*** RECORD EXCERPTS ***

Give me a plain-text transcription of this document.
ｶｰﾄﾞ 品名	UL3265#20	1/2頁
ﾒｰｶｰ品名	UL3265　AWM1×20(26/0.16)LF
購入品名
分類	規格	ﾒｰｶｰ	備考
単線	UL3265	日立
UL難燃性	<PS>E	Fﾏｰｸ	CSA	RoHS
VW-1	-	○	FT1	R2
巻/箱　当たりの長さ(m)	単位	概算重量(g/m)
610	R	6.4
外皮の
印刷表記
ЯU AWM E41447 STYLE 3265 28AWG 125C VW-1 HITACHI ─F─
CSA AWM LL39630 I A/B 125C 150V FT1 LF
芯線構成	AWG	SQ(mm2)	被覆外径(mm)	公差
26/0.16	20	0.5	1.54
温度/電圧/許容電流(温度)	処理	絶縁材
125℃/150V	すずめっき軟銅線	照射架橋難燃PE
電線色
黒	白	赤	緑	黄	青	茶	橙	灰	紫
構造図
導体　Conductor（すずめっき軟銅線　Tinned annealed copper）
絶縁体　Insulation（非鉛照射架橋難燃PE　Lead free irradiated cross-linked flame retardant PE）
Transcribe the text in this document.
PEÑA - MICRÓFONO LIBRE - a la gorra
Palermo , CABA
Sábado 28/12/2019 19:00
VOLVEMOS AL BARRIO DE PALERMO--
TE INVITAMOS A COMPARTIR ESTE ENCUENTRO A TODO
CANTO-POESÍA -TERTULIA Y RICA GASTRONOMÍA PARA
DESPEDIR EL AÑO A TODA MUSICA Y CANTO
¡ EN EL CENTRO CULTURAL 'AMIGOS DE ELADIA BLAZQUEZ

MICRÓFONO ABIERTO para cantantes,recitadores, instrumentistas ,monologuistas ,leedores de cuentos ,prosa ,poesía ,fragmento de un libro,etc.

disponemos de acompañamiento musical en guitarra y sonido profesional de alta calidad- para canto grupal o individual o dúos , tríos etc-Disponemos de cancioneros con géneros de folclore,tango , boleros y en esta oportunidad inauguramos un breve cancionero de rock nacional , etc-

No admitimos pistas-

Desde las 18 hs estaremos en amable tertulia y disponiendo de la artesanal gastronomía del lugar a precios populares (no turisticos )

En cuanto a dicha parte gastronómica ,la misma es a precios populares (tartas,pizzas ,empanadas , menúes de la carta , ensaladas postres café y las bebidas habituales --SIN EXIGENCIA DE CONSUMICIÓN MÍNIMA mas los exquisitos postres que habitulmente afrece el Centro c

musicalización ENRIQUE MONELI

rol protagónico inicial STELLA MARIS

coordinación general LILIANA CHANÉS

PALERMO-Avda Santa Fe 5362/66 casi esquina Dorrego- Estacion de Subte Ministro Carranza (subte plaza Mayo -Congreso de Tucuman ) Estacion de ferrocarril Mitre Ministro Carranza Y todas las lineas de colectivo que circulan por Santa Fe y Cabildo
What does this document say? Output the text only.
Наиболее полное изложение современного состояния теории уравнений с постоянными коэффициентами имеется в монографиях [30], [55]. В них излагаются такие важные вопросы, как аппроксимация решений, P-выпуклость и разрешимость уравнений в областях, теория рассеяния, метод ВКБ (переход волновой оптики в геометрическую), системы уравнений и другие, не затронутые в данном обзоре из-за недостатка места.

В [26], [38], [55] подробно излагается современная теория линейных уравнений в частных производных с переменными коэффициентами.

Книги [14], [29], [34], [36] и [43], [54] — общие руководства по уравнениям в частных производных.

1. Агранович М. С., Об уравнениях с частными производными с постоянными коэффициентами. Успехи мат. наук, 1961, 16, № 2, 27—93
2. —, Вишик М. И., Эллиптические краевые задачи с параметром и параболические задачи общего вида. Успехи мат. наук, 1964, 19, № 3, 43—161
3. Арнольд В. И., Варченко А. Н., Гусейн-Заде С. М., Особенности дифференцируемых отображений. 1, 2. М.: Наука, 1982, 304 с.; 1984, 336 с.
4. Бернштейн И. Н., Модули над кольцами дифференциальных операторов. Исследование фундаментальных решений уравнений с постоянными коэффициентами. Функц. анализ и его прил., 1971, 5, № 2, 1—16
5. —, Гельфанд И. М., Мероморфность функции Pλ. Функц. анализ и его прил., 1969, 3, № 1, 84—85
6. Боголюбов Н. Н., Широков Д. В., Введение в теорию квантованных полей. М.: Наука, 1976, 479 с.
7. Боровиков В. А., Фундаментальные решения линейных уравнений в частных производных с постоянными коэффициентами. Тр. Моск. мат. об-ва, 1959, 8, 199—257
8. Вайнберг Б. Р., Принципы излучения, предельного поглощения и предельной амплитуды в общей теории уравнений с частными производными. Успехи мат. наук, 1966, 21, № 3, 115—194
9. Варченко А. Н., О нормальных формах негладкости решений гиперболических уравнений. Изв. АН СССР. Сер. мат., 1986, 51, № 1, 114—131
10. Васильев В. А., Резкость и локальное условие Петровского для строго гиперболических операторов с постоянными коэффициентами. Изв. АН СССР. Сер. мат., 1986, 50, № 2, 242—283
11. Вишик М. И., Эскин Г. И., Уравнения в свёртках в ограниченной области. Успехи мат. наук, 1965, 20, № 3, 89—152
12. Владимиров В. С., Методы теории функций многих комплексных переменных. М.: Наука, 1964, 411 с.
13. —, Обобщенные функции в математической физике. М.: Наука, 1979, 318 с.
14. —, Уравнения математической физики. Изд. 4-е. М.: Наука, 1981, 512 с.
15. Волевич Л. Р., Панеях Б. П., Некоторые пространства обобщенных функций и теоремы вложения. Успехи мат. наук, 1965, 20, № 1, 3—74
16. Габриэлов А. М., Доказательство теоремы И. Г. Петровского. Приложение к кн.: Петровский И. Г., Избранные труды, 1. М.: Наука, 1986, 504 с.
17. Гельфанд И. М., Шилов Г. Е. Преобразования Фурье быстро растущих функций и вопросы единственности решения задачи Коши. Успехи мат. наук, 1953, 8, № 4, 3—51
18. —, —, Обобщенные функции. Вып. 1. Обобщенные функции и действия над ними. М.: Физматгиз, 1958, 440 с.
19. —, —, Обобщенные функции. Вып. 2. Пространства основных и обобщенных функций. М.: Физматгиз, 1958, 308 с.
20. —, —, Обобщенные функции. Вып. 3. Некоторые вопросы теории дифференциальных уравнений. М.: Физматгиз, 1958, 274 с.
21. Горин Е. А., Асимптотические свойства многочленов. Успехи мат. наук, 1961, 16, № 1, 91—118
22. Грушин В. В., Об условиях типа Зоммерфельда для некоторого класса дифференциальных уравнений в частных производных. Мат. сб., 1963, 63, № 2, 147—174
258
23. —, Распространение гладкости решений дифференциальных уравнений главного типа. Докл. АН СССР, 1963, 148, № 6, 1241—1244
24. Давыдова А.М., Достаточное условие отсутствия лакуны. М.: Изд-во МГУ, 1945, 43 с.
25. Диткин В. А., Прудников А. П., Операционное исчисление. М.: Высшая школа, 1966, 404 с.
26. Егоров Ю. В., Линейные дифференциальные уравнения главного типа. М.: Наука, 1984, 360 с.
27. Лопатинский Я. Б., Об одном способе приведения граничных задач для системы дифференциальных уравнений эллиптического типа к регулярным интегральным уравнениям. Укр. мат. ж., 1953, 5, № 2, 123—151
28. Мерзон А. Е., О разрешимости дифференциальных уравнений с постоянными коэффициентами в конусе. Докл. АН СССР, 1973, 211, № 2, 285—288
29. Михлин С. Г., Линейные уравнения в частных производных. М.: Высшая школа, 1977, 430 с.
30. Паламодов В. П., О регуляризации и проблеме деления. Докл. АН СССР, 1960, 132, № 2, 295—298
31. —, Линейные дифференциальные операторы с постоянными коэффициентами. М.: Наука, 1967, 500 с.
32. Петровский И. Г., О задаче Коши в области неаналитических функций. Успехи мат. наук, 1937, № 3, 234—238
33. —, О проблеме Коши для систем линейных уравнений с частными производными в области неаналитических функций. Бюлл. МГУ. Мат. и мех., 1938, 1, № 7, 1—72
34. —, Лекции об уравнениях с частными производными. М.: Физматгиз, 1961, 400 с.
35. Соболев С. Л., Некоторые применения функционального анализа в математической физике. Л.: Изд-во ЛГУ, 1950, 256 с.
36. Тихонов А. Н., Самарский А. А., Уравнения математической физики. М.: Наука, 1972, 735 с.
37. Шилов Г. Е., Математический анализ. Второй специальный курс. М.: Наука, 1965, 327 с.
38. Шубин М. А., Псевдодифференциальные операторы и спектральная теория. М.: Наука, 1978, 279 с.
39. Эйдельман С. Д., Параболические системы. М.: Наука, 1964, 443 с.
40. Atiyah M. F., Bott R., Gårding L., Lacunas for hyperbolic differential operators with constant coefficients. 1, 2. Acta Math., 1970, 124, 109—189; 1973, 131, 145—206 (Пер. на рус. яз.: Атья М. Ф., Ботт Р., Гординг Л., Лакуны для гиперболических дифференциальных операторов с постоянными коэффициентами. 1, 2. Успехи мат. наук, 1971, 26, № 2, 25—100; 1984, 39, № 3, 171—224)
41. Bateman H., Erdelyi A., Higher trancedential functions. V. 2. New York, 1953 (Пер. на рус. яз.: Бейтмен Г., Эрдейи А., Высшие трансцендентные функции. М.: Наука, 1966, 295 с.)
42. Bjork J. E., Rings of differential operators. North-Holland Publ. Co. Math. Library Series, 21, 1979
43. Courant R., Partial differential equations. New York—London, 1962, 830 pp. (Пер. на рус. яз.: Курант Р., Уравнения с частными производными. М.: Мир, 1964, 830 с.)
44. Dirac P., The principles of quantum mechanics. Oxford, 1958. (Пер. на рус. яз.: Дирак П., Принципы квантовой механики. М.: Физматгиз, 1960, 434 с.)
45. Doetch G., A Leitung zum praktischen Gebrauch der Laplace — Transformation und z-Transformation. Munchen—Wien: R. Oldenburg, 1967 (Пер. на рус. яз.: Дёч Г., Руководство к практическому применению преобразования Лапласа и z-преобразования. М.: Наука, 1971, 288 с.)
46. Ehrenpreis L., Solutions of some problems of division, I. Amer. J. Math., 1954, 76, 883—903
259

***

== EXERCISE ==
Show the lines of the records that include the string "СССР".

== RESULT FOR THIS TASK ==
9. Варченко А. Н., О нормальных формах негладкости решений гиперболических уравнений. Изв. АН СССР. Сер. мат., 1986, 51, № 1, 114—131
10. Васильев В. А., Резкость и локальное условие Петровского для строго гиперболических операторов с постоянными коэффициентами. Изв. АН СССР. Сер. мат., 1986, 50, № 2, 242—283
23. —, Распространение гладкости решений дифференциальных уравнений главного типа. Докл. АН СССР, 1963, 148, № 6, 1241—1244
28. Мерзон А. Е., О разрешимости дифференциальных уравнений с постоянными коэффициентами в конусе. Докл. АН СССР, 1973, 211, № 2, 285—288
30. Паламодов В. П., О регуляризации и проблеме деления. Докл. АН СССР, 1960, 132, № 2, 295—298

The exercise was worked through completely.